Problem to work on: Write out the data below in full. Keep it exact.

[Stored data entries]
****************

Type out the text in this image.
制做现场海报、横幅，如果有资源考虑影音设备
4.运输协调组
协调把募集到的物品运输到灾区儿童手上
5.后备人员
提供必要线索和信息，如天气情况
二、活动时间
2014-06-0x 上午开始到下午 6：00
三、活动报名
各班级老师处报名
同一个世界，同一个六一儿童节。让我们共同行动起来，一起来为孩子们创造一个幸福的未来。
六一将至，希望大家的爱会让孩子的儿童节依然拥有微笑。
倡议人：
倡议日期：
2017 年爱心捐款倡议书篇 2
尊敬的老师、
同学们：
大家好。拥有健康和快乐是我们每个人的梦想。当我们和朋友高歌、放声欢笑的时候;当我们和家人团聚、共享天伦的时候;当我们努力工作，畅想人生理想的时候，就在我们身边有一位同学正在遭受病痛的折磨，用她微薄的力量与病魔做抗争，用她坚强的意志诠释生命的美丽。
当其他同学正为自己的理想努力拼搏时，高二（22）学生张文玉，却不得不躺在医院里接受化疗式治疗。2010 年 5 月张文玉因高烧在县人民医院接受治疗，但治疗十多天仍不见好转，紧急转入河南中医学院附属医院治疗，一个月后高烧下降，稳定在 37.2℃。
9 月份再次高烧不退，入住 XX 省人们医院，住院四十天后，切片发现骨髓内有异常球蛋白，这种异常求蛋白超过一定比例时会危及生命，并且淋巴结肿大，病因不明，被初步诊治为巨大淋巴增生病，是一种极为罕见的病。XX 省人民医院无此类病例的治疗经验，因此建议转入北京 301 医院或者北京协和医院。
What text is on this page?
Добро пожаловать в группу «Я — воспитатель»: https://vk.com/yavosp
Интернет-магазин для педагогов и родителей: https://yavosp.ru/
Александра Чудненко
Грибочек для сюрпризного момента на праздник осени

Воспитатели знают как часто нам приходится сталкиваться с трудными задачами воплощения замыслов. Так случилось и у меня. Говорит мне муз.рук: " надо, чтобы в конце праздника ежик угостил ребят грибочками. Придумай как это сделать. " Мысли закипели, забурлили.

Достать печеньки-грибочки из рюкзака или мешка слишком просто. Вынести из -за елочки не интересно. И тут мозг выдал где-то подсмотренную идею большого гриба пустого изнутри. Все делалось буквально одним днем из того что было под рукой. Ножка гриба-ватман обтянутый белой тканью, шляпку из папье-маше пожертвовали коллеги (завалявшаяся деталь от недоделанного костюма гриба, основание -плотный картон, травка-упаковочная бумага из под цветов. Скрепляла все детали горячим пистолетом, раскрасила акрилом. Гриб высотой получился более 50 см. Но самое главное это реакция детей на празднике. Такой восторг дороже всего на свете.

****************

Output below:
Type out the text in this image.
制做现场海报、横幅，如果有资源考虑影音设备
4.运输协调组
协调把募集到的物品运输到灾区儿童手上
5.后备人员
提供必要线索和信息，如天气情况
二、活动时间
2014-06-0x 上午开始到下午 6：00
三、活动报名
各班级老师处报名
同一个世界，同一个六一儿童节。让我们共同行动起来，一起来为孩子们创造一个幸福的未来。
六一将至，希望大家的爱会让孩子的儿童节依然拥有微笑。
倡议人：
倡议日期：
2017 年爱心捐款倡议书篇 2
尊敬的老师、
同学们：
大家好。拥有健康和快乐是我们每个人的梦想。当我们和朋友高歌、放声欢笑的时候;当我们和家人团聚、共享天伦的时候;当我们努力工作，畅想人生理想的时候，就在我们身边有一位同学正在遭受病痛的折磨，用她微薄的力量与病魔做抗争，用她坚强的意志诠释生命的美丽。
当其他同学正为自己的理想努力拼搏时，高二（22）学生张文玉，却不得不躺在医院里接受化疗式治疗。2010 年 5 月张文玉因高烧在县人民医院接受治疗，但治疗十多天仍不见好转，紧急转入河南中医学院附属医院治疗，一个月后高烧下降，稳定在 37.2℃。
9 月份再次高烧不退，入住 XX 省人们医院，住院四十天后，切片发现骨髓内有异常球蛋白，这种异常求蛋白超过一定比例时会危及生命，并且淋巴结肿大，病因不明，被初步诊治为巨大淋巴增生病，是一种极为罕见的病。XX 省人民医院无此类病例的治疗经验，因此建议转入北京 301 医院或者北京协和医院。
What text is on this page?
Добро пожаловать в группу «Я — воспитатель»: https://vk.com/yavosp
Интернет-магазин для педагогов и родителей: https://yavosp.ru/
Александра Чудненко
Грибочек для сюрпризного момента на праздник осени

Воспитатели знают как часто нам приходится сталкиваться с трудными задачами воплощения замыслов. Так случилось и у меня. Говорит мне муз.рук: " надо, чтобы в конце праздника ежик угостил ребят грибочками. Придумай как это сделать. " Мысли закипели, забурлили.

Достать печеньки-грибочки из рюкзака или мешка слишком просто. Вынести из -за елочки не интересно. И тут мозг выдал где-то подсмотренную идею большого гриба пустого изнутри. Все делалось буквально одним днем из того что было под рукой. Ножка гриба-ватман обтянутый белой тканью, шляпку из папье-маше пожертвовали коллеги (завалявшаяся деталь от недоделанного костюма гриба, основание -плотный картон, травка-упаковочная бумага из под цветов. Скрепляла все детали горячим пистолетом, раскрасила акрилом. Гриб высотой получился более 50 см. Но самое главное это реакция детей на празднике. Такой восторг дороже всего на свете.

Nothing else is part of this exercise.